Stored data:
##############################

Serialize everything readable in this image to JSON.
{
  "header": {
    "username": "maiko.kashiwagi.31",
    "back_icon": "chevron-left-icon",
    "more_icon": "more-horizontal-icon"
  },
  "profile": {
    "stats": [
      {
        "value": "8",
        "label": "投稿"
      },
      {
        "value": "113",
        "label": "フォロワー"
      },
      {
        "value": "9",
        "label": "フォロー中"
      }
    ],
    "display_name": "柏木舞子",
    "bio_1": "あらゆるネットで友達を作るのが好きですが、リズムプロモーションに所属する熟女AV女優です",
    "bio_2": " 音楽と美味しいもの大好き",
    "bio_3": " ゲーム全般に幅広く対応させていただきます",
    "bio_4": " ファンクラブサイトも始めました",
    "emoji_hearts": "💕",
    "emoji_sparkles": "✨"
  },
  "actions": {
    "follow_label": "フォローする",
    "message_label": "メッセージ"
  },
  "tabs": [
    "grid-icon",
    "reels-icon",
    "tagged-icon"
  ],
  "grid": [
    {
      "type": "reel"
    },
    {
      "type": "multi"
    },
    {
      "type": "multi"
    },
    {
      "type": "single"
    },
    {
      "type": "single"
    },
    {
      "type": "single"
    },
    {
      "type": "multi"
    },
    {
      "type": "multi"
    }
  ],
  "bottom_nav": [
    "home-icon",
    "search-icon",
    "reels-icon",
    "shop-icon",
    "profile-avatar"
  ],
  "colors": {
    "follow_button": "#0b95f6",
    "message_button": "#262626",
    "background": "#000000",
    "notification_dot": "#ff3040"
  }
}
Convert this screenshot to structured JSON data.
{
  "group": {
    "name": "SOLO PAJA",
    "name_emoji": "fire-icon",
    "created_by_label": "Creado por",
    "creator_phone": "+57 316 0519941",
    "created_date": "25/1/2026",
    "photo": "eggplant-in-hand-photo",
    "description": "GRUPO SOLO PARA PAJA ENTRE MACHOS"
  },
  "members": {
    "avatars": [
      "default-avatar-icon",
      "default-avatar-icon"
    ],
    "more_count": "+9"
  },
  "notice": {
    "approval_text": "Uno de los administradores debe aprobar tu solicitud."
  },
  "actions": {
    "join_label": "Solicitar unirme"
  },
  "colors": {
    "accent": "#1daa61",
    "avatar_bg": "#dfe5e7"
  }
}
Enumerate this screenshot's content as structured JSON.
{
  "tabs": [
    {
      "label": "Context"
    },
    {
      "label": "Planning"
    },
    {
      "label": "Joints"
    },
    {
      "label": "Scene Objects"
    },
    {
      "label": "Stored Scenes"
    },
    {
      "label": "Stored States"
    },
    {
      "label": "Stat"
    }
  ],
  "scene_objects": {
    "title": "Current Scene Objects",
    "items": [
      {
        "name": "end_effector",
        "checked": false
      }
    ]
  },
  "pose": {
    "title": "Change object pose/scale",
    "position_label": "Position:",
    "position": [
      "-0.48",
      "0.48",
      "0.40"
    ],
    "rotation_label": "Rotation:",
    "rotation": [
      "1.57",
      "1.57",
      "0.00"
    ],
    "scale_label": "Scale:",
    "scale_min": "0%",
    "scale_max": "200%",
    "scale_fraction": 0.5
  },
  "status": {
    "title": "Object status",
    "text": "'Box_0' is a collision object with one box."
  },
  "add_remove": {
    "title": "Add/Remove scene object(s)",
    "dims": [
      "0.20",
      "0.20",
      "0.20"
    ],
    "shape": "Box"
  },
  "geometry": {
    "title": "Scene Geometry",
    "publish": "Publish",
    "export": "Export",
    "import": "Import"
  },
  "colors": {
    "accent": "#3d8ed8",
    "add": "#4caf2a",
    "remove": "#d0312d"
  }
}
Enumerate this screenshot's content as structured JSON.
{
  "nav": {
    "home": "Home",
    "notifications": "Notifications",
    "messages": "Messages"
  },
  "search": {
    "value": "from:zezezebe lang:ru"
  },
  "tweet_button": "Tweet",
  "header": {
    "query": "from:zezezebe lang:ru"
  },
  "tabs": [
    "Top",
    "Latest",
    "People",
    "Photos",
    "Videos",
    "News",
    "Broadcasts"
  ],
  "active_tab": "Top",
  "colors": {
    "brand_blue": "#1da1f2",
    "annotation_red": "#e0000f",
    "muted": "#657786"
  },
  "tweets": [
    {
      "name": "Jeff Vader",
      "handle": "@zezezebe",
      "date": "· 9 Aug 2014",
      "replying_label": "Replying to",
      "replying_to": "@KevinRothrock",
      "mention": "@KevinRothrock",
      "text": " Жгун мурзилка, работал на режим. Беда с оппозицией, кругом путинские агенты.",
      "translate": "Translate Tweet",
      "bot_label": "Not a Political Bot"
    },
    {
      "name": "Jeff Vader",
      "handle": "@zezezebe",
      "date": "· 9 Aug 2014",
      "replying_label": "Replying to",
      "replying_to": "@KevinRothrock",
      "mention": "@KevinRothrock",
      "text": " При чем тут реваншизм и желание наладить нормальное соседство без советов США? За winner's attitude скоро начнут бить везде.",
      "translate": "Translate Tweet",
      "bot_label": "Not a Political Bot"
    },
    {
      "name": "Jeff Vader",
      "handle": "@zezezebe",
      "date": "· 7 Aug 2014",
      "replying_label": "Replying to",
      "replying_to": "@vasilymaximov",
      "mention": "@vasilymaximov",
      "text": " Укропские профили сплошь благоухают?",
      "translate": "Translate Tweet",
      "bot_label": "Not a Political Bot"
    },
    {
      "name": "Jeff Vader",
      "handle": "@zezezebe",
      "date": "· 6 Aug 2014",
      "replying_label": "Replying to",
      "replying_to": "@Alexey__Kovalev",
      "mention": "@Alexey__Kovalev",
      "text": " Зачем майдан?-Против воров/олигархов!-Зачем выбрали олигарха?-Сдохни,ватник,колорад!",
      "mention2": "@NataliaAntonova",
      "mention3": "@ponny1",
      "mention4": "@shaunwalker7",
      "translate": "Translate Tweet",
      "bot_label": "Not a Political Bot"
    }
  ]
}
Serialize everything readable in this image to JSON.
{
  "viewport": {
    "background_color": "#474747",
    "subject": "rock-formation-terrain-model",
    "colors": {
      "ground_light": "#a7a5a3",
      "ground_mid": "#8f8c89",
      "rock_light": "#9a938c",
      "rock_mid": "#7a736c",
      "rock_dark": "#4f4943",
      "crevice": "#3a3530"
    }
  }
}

##############################

Task requirements
Set down the entries verbatim, leaving none out.

Reply to the task
Serialize everything readable in this image to JSON.
{
  "header": {
    "username": "maiko.kashiwagi.31",
    "back_icon": "chevron-left-icon",
    "more_icon": "more-horizontal-icon"
  },
  "profile": {
    "stats": [
      {
        "value": "8",
        "label": "投稿"
      },
      {
        "value": "113",
        "label": "フォロワー"
      },
      {
        "value": "9",
        "label": "フォロー中"
      }
    ],
    "display_name": "柏木舞子",
    "bio_1": "あらゆるネットで友達を作るのが好きですが、リズムプロモーションに所属する熟女AV女優です",
    "bio_2": " 音楽と美味しいもの大好き",
    "bio_3": " ゲーム全般に幅広く対応させていただきます",
    "bio_4": " ファンクラブサイトも始めました",
    "emoji_hearts": "💕",
    "emoji_sparkles": "✨"
  },
  "actions": {
    "follow_label": "フォローする",
    "message_label": "メッセージ"
  },
  "tabs": [
    "grid-icon",
    "reels-icon",
    "tagged-icon"
  ],
  "grid": [
    {
      "type": "reel"
    },
    {
      "type": "multi"
    },
    {
      "type": "multi"
    },
    {
      "type": "single"
    },
    {
      "type": "single"
    },
    {
      "type": "single"
    },
    {
      "type": "multi"
    },
    {
      "type": "multi"
    }
  ],
  "bottom_nav": [
    "home-icon",
    "search-icon",
    "reels-icon",
    "shop-icon",
    "profile-avatar"
  ],
  "colors": {
    "follow_button": "#0b95f6",
    "message_button": "#262626",
    "background": "#000000",
    "notification_dot": "#ff3040"
  }
}
Convert this screenshot to structured JSON data.
{
  "group": {
    "name": "SOLO PAJA",
    "name_emoji": "fire-icon",
    "created_by_label": "Creado por",
    "creator_phone": "+57 316 0519941",
    "created_date": "25/1/2026",
    "photo": "eggplant-in-hand-photo",
    "description": "GRUPO SOLO PARA PAJA ENTRE MACHOS"
  },
  "members": {
    "avatars": [
      "default-avatar-icon",
      "default-avatar-icon"
    ],
    "more_count": "+9"
  },
  "notice": {
    "approval_text": "Uno de los administradores debe aprobar tu solicitud."
  },
  "actions": {
    "join_label": "Solicitar unirme"
  },
  "colors": {
    "accent": "#1daa61",
    "avatar_bg": "#dfe5e7"
  }
}
Enumerate this screenshot's content as structured JSON.
{
  "tabs": [
    {
      "label": "Context"
    },
    {
      "label": "Planning"
    },
    {
      "label": "Joints"
    },
    {
      "label": "Scene Objects"
    },
    {
      "label": "Stored Scenes"
    },
    {
      "label": "Stored States"
    },
    {
      "label": "Stat"
    }
  ],
  "scene_objects": {
    "title": "Current Scene Objects",
    "items": [
      {
        "name": "end_effector",
        "checked": false
      }
    ]
  },
  "pose": {
    "title": "Change object pose/scale",
    "position_label": "Position:",
    "position": [
      "-0.48",
      "0.48",
      "0.40"
    ],
    "rotation_label": "Rotation:",
    "rotation": [
      "1.57",
      "1.57",
      "0.00"
    ],
    "scale_label": "Scale:",
    "scale_min": "0%",
    "scale_max": "200%",
    "scale_fraction": 0.5
  },
  "status": {
    "title": "Object status",
    "text": "'Box_0' is a collision object with one box."
  },
  "add_remove": {
    "title": "Add/Remove scene object(s)",
    "dims": [
      "0.20",
      "0.20",
      "0.20"
    ],
    "shape": "Box"
  },
  "geometry": {
    "title": "Scene Geometry",
    "publish": "Publish",
    "export": "Export",
    "import": "Import"
  },
  "colors": {
    "accent": "#3d8ed8",
    "add": "#4caf2a",
    "remove": "#d0312d"
  }
}
Enumerate this screenshot's content as structured JSON.
{
  "nav": {
    "home": "Home",
    "notifications": "Notifications",
    "messages": "Messages"
  },
  "search": {
    "value": "from:zezezebe lang:ru"
  },
  "tweet_button": "Tweet",
  "header": {
    "query": "from:zezezebe lang:ru"
  },
  "tabs": [
    "Top",
    "Latest",
    "People",
    "Photos",
    "Videos",
    "News",
    "Broadcasts"
  ],
  "active_tab": "Top",
  "colors": {
    "brand_blue": "#1da1f2",
    "annotation_red": "#e0000f",
    "muted": "#657786"
  },
  "tweets": [
    {
      "name": "Jeff Vader",
      "handle": "@zezezebe",
      "date": "· 9 Aug 2014",
      "replying_label": "Replying to",
      "replying_to": "@KevinRothrock",
      "mention": "@KevinRothrock",
      "text": " Жгун мурзилка, работал на режим. Беда с оппозицией, кругом путинские агенты.",
      "translate": "Translate Tweet",
      "bot_label": "Not a Political Bot"
    },
    {
      "name": "Jeff Vader",
      "handle": "@zezezebe",
      "date": "· 9 Aug 2014",
      "replying_label": "Replying to",
      "replying_to": "@KevinRothrock",
      "mention": "@KevinRothrock",
      "text": " При чем тут реваншизм и желание наладить нормальное соседство без советов США? За winner's attitude скоро начнут бить везде.",
      "translate": "Translate Tweet",
      "bot_label": "Not a Political Bot"
    },
    {
      "name": "Jeff Vader",
      "handle": "@zezezebe",
      "date": "· 7 Aug 2014",
      "replying_label": "Replying to",
      "replying_to": "@vasilymaximov",
      "mention": "@vasilymaximov",
      "text": " Укропские профили сплошь благоухают?",
      "translate": "Translate Tweet",
      "bot_label": "Not a Political Bot"
    },
    {
      "name": "Jeff Vader",
      "handle": "@zezezebe",
      "date": "· 6 Aug 2014",
      "replying_label": "Replying to",
      "replying_to": "@Alexey__Kovalev",
      "mention": "@Alexey__Kovalev",
      "text": " Зачем майдан?-Против воров/олигархов!-Зачем выбрали олигарха?-Сдохни,ватник,колорад!",
      "mention2": "@NataliaAntonova",
      "mention3": "@ponny1",
      "mention4": "@shaunwalker7",
      "translate": "Translate Tweet",
      "bot_label": "Not a Political Bot"
    }
  ]
}
Serialize everything readable in this image to JSON.
{
  "viewport": {
    "background_color": "#474747",
    "subject": "rock-formation-terrain-model",
    "colors": {
      "ground_light": "#a7a5a3",
      "ground_mid": "#8f8c89",
      "rock_light": "#9a938c",
      "rock_mid": "#7a736c",
      "rock_dark": "#4f4943",
      "crevice": "#3a3530"
    }
  }
}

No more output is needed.